---- INFORMATION PROVIDED
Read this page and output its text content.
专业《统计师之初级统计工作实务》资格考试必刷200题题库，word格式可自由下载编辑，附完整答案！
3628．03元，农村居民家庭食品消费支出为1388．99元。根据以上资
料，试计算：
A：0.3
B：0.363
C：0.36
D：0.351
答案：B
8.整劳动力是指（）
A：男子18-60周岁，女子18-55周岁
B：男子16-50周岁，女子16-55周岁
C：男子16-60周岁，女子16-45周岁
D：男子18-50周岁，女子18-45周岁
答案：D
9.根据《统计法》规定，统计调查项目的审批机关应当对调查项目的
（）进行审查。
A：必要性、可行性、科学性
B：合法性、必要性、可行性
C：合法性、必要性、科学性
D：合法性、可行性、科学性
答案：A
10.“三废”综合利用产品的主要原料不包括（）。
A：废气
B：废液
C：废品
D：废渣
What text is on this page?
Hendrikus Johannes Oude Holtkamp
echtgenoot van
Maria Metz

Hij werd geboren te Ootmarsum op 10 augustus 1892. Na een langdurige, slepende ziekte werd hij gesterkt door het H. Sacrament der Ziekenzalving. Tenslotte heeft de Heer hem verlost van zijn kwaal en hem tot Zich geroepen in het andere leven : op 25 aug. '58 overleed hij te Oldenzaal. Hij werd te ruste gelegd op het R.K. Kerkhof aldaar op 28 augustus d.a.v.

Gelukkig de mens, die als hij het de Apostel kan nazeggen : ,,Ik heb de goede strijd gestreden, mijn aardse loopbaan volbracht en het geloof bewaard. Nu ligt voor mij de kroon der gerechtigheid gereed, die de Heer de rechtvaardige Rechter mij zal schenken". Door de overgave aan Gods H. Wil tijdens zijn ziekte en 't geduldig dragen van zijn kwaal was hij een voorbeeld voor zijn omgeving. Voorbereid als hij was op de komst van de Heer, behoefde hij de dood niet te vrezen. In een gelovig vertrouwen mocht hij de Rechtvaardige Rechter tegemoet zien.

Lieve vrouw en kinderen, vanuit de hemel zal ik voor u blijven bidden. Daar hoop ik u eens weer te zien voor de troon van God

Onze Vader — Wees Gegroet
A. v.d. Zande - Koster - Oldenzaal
--------
## WHAT IS EXPECTED
Go through the listing above and locate each line that holds the word "kwaal". Copy those lines.

## TASK RESULT
Hij werd geboren te Ootmarsum op 10 augustus 1892. Na een langdurige, slepende ziekte werd hij gesterkt door het H. Sacrament der Ziekenzalving. Tenslotte heeft de Heer hem verlost van zijn kwaal en hem tot Zich geroepen in het andere leven : op 25 aug. '58 overleed hij te Oldenzaal. Hij werd te ruste gelegd op het R.K. Kerkhof aldaar op 28 augustus d.a.v.
Gelukkig de mens, die als hij het de Apostel kan nazeggen : ,,Ik heb de goede strijd gestreden, mijn aardse loopbaan volbracht en het geloof bewaard. Nu ligt voor mij de kroon der gerechtigheid gereed, die de Heer de rechtvaardige Rechter mij zal schenken". Door de overgave aan Gods H. Wil tijdens zijn ziekte en 't geduldig dragen van zijn kwaal was hij een voorbeeld voor zijn omgeving. Voorbereid als hij was op de komst van de Heer, behoefde hij de dood niet te vrezen. In een gelovig vertrouwen mocht hij de Rechtvaardige Rechter tegemoet zien.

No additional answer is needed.